▸ **Provided entries**
########################################

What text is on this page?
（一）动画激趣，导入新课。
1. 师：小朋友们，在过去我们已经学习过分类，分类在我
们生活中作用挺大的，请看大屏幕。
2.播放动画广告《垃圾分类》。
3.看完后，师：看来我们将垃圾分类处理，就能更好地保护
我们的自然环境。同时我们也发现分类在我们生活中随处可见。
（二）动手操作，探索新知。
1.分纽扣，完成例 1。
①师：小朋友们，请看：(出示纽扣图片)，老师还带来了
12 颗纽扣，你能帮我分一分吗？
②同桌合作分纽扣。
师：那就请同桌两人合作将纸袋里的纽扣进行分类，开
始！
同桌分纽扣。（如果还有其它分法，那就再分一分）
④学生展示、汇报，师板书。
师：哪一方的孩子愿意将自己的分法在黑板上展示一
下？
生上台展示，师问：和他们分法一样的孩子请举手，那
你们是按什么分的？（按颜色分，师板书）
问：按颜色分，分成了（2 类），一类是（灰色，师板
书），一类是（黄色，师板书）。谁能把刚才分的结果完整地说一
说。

########################################

▸ **Exercise requirements**
Retype the records above exactly.

▸ **Exercise output**
What text is on this page?
（一）动画激趣，导入新课。
1. 师：小朋友们，在过去我们已经学习过分类，分类在我
们生活中作用挺大的，请看大屏幕。
2.播放动画广告《垃圾分类》。
3.看完后，师：看来我们将垃圾分类处理，就能更好地保护
我们的自然环境。同时我们也发现分类在我们生活中随处可见。
（二）动手操作，探索新知。
1.分纽扣，完成例 1。
①师：小朋友们，请看：(出示纽扣图片)，老师还带来了
12 颗纽扣，你能帮我分一分吗？
②同桌合作分纽扣。
师：那就请同桌两人合作将纸袋里的纽扣进行分类，开
始！
同桌分纽扣。（如果还有其它分法，那就再分一分）
④学生展示、汇报，师板书。
师：哪一方的孩子愿意将自己的分法在黑板上展示一
下？
生上台展示，师问：和他们分法一样的孩子请举手，那
你们是按什么分的？（按颜色分，师板书）
问：按颜色分，分成了（2 类），一类是（灰色，师板
书），一类是（黄色，师板书）。谁能把刚才分的结果完整地说一
说。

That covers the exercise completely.